Exercise details: Extract each line of the records below that contains the word "ffffff".

[Items from a figure collection]

○ ○ ○ ○ ○ ○ ○

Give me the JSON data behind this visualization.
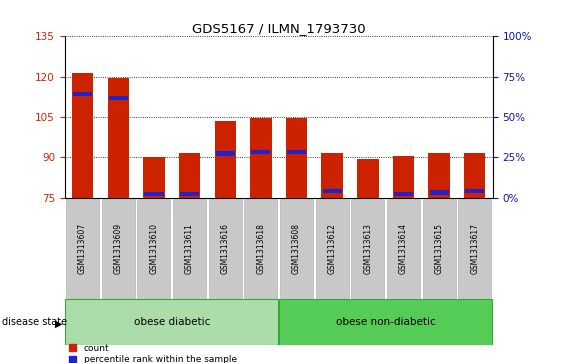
{
  "title": "GDS5167 / ILMN_1793730",
  "samples": [
    "GSM1313607",
    "GSM1313609",
    "GSM1313610",
    "GSM1313611",
    "GSM1313616",
    "GSM1313618",
    "GSM1313608",
    "GSM1313612",
    "GSM1313613",
    "GSM1313614",
    "GSM1313615",
    "GSM1313617"
  ],
  "counts": [
    121.5,
    119.5,
    90.0,
    91.5,
    103.5,
    104.5,
    104.5,
    91.5,
    89.5,
    90.5,
    91.5,
    91.5
  ],
  "percentile_positions": [
    113.5,
    112.0,
    76.5,
    76.5,
    91.5,
    92.0,
    92.0,
    77.5,
    null,
    76.5,
    77.0,
    77.5
  ],
  "bar_bottom": 75,
  "ylim_left": [
    75,
    135
  ],
  "ylim_right": [
    0,
    100
  ],
  "yticks_left": [
    75,
    90,
    105,
    120,
    135
  ],
  "yticks_right": [
    0,
    25,
    50,
    75,
    100
  ],
  "bar_color": "#cc2200",
  "percentile_color": "#2222cc",
  "groups": [
    {
      "label": "obese diabetic",
      "indices": [
        0,
        5
      ],
      "color": "#aaddaa"
    },
    {
      "label": "obese non-diabetic",
      "indices": [
        6,
        11
      ],
      "color": "#55cc55"
    }
  ],
  "disease_state_label": "disease state",
  "legend_count_label": "count",
  "legend_percentile_label": "percentile rank within the sample",
  "background_color": "#ffffff",
  "tick_label_color_left": "#cc2200",
  "tick_label_color_right": "#1111bb",
  "grid_color": "#000000",
  "xticklabel_bg": "#c8c8c8"
}
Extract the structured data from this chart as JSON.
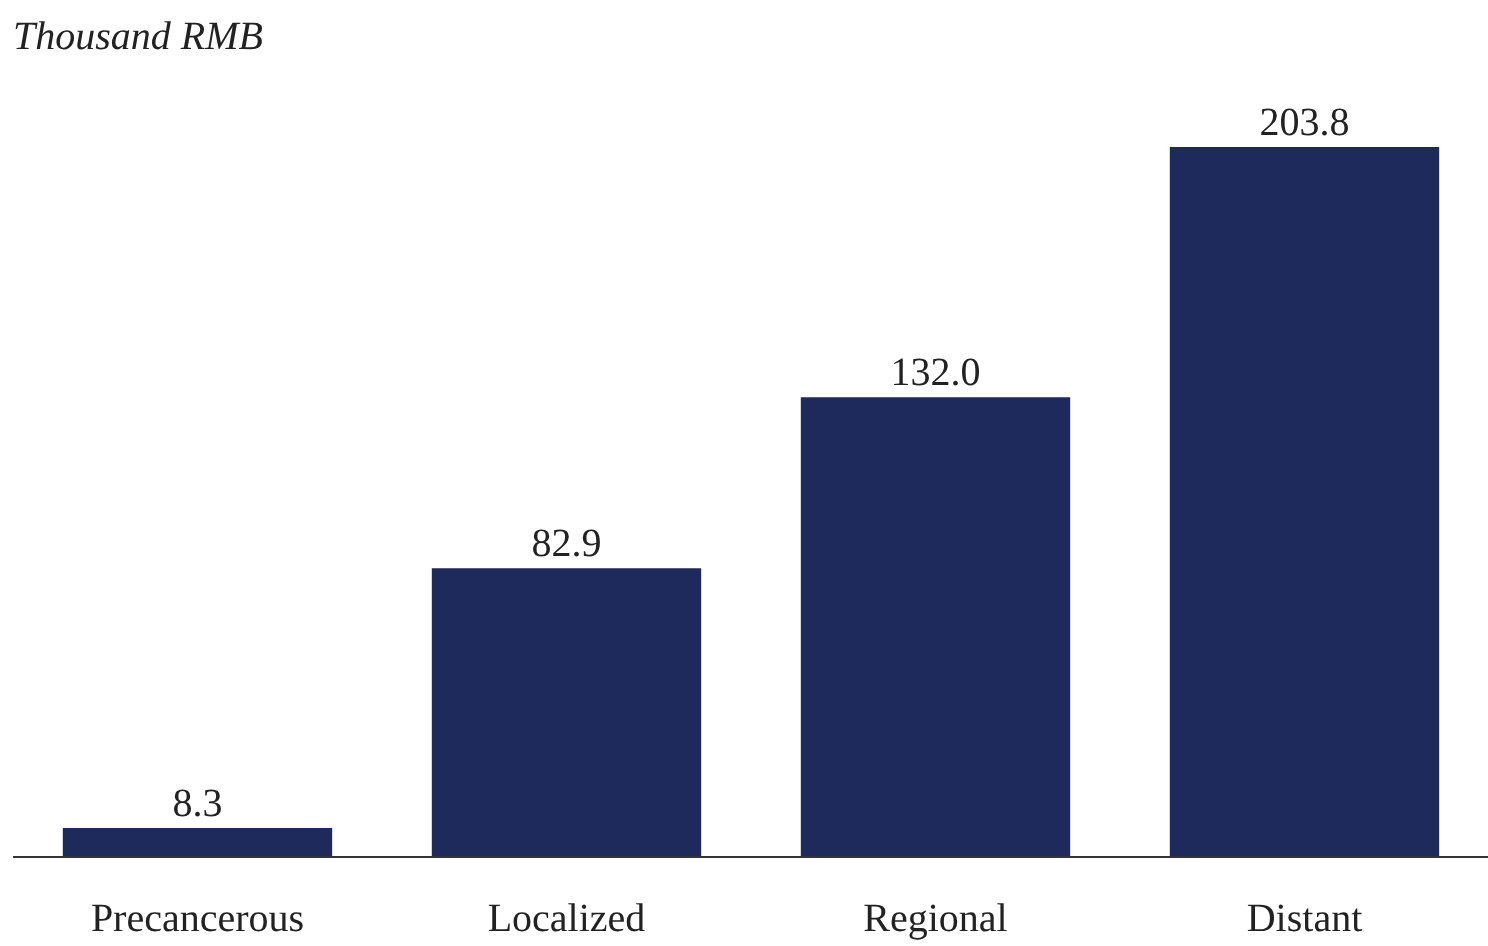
{
  "chart_data": {
    "type": "bar",
    "ylabel": "Thousand RMB",
    "categories": [
      "Precancerous",
      "Localized",
      "Regional",
      "Distant"
    ],
    "values": [
      8.3,
      82.9,
      132.0,
      203.8
    ],
    "value_labels": [
      "8.3",
      "82.9",
      "132.0",
      "203.8"
    ],
    "color": "#1f2a5c",
    "grid": false
  }
}
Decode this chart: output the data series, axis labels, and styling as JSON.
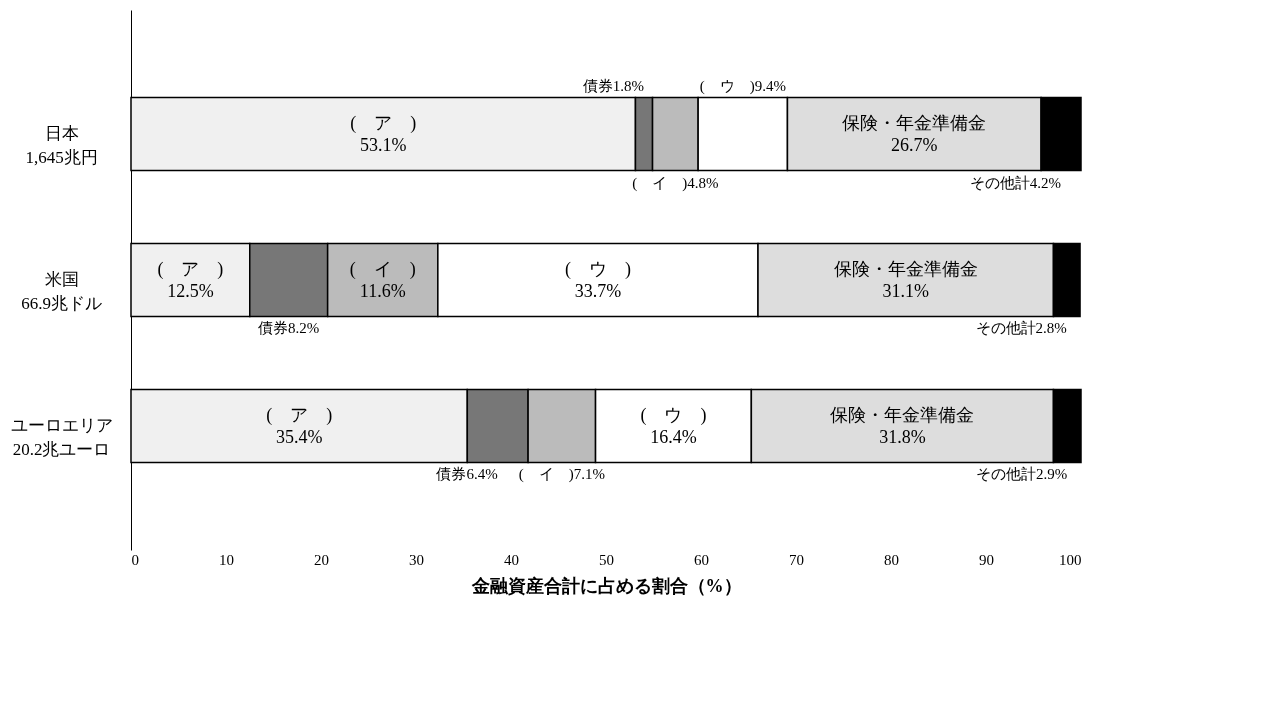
{
  "chart_data": {
    "type": "bar",
    "orientation": "horizontal",
    "stacked": true,
    "grid": false,
    "categories": [
      "日本\n1,645兆円",
      "米国\n66.9兆ドル",
      "ユーロエリア\n20.2兆ユーロ"
    ],
    "xlim": [
      0,
      100
    ],
    "xticks": [
      0,
      10,
      20,
      30,
      40,
      50,
      60,
      70,
      80,
      90,
      100
    ],
    "xlabel": "金融資産合計に占める割合（%）",
    "series": [
      {
        "color": "#f0f0f0",
        "values": [
          53.1,
          12.5,
          35.4
        ],
        "value_labels": [
          "(　ア　)\n53.1%",
          "(　ア　)\n12.5%",
          "(　ア　)\n35.4%"
        ]
      },
      {
        "color": "#777777",
        "values": [
          1.8,
          8.2,
          6.4
        ],
        "value_labels": [
          "債券1.8%",
          "債券8.2%",
          "債券6.4%"
        ]
      },
      {
        "color": "#bbbbbb",
        "values": [
          4.8,
          11.6,
          7.1
        ],
        "value_labels": [
          "(　イ　)4.8%",
          "(　イ　)\n11.6%",
          "(　イ　)7.1%"
        ]
      },
      {
        "color": "#ffffff",
        "values": [
          9.4,
          33.7,
          16.4
        ],
        "value_labels": [
          "(　ウ　)9.4%",
          "(　ウ　)\n33.7%",
          "(　ウ　)\n16.4%"
        ]
      },
      {
        "color": "#dddddd",
        "values": [
          26.7,
          31.1,
          31.8
        ],
        "value_labels": [
          "保険・年金準備金\n26.7%",
          "保険・年金準備金\n31.1%",
          "保険・年金準備金\n31.8%"
        ]
      },
      {
        "color": "#000000",
        "values": [
          4.2,
          2.8,
          2.9
        ],
        "value_labels": [
          "その他計4.2%",
          "その他計2.8%",
          "その他計2.9%"
        ]
      }
    ]
  }
}
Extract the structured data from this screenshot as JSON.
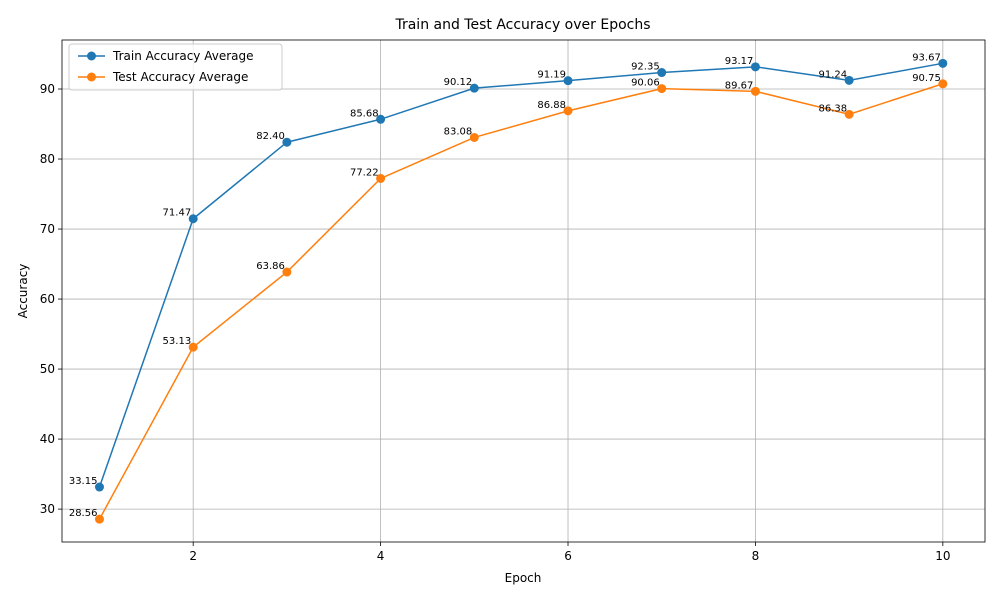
{
  "chart_data": {
    "type": "line",
    "title": "Train and Test Accuracy over Epochs",
    "xlabel": "Epoch",
    "ylabel": "Accuracy",
    "x": [
      1,
      2,
      3,
      4,
      5,
      6,
      7,
      8,
      9,
      10
    ],
    "xlim": [
      0.6,
      10.45
    ],
    "ylim": [
      25.3,
      97.0
    ],
    "xticks": [
      2,
      4,
      6,
      8,
      10
    ],
    "yticks": [
      30,
      40,
      50,
      60,
      70,
      80,
      90
    ],
    "grid": true,
    "legend_position": "top-left",
    "series": [
      {
        "name": "Train Accuracy Average",
        "color": "#1f77b4",
        "marker": "circle",
        "values": [
          33.15,
          71.47,
          82.4,
          85.68,
          90.12,
          91.19,
          92.35,
          93.17,
          91.24,
          93.67
        ],
        "labels": [
          "33.15",
          "71.47",
          "82.40",
          "85.68",
          "90.12",
          "91.19",
          "92.35",
          "93.17",
          "91.24",
          "93.67"
        ]
      },
      {
        "name": "Test Accuracy Average",
        "color": "#ff7f0e",
        "marker": "circle",
        "values": [
          28.56,
          53.13,
          63.86,
          77.22,
          83.08,
          86.88,
          90.06,
          89.67,
          86.38,
          90.75
        ],
        "labels": [
          "28.56",
          "53.13",
          "63.86",
          "77.22",
          "83.08",
          "86.88",
          "90.06",
          "89.67",
          "86.38",
          "90.75"
        ]
      }
    ]
  }
}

○ ○ ○ ○ ○ ○ ○

Result of the task:
  "background_color": "#ffffff",
        "color": "#ffffff",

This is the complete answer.